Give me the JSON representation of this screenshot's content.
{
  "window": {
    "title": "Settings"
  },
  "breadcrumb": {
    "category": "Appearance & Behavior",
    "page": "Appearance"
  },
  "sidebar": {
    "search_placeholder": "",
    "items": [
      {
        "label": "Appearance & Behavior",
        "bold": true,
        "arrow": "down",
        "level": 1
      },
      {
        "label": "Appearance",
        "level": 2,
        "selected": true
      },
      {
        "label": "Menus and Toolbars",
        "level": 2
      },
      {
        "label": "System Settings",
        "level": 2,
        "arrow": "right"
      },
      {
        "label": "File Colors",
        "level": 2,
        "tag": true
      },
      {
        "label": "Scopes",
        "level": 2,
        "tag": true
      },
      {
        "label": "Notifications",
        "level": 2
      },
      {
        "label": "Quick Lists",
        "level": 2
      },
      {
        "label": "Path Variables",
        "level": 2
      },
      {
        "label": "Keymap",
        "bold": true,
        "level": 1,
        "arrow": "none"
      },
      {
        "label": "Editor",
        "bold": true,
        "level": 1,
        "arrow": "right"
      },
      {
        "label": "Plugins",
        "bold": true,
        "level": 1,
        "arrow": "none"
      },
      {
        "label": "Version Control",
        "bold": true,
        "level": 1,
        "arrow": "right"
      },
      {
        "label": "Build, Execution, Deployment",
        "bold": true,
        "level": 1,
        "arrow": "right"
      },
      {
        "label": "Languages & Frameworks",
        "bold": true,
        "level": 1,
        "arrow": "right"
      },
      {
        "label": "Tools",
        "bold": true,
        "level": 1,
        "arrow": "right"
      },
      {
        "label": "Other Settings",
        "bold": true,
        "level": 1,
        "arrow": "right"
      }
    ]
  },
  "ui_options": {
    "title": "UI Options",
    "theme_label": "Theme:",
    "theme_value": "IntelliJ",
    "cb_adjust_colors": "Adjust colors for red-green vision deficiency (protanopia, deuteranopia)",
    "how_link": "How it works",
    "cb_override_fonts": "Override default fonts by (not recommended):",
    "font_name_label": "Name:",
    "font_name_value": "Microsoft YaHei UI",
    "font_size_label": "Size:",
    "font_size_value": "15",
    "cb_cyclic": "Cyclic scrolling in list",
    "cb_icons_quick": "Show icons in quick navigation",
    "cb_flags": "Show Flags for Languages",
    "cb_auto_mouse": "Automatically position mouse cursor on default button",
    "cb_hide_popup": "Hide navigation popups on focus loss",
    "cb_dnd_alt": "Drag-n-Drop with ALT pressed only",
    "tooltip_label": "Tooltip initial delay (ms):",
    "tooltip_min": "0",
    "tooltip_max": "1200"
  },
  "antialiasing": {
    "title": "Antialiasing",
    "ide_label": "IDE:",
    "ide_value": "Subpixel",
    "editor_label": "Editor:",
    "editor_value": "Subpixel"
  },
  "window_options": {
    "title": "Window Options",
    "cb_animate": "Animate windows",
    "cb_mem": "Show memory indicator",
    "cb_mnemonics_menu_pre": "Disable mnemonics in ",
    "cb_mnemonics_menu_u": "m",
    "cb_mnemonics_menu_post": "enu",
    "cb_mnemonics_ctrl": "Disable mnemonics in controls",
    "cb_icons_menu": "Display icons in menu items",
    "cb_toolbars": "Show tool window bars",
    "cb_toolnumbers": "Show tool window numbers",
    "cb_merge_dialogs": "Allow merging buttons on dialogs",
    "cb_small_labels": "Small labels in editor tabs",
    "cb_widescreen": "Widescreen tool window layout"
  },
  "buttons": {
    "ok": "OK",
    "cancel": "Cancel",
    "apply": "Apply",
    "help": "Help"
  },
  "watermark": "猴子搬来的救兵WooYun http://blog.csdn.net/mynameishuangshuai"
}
= = = = =
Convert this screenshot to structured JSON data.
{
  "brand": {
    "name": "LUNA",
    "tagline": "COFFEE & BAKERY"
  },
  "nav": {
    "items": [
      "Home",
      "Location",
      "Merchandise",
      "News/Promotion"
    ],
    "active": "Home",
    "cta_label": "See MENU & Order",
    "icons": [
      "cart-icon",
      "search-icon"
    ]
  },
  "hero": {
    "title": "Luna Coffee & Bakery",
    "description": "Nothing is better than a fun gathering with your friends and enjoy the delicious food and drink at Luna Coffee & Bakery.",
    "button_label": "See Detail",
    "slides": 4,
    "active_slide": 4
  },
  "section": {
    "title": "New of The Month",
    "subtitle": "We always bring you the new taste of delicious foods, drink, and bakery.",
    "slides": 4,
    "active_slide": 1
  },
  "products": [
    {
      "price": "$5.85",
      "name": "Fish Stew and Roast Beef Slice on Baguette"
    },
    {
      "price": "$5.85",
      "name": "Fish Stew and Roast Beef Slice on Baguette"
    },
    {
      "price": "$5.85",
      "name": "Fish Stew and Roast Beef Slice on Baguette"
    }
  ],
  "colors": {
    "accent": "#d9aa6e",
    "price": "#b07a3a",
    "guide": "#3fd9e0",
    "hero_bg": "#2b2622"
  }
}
= = = = =
Extract lines where the string "navigation" occurs.

    "cb_icons_quick": "Show icons in quick navigation",
    "cb_hide_popup": "Hide navigation popups on focus loss",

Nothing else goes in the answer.